⟨
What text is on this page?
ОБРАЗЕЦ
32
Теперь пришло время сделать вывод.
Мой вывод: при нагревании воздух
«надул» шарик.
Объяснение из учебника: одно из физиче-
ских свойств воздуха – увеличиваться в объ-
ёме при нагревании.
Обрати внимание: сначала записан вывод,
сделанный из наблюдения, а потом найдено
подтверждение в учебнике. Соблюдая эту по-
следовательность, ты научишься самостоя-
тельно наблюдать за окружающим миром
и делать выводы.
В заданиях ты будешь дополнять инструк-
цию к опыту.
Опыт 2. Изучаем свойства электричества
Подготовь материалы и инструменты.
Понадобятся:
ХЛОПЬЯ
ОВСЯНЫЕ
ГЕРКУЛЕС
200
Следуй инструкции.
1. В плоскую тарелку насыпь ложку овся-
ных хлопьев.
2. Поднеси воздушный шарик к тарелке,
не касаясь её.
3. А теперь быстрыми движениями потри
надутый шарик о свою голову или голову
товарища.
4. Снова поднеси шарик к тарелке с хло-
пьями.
⟩
### The exercise
Search the records above for the string "шарик". Copy every line that contains it.

### Solution to the exercise
«надул» шарик.
2. Поднеси воздушный шарик к тарелке,
надутый шарик о свою голову или голову
4. Снова поднеси шарик к тарелке с хло-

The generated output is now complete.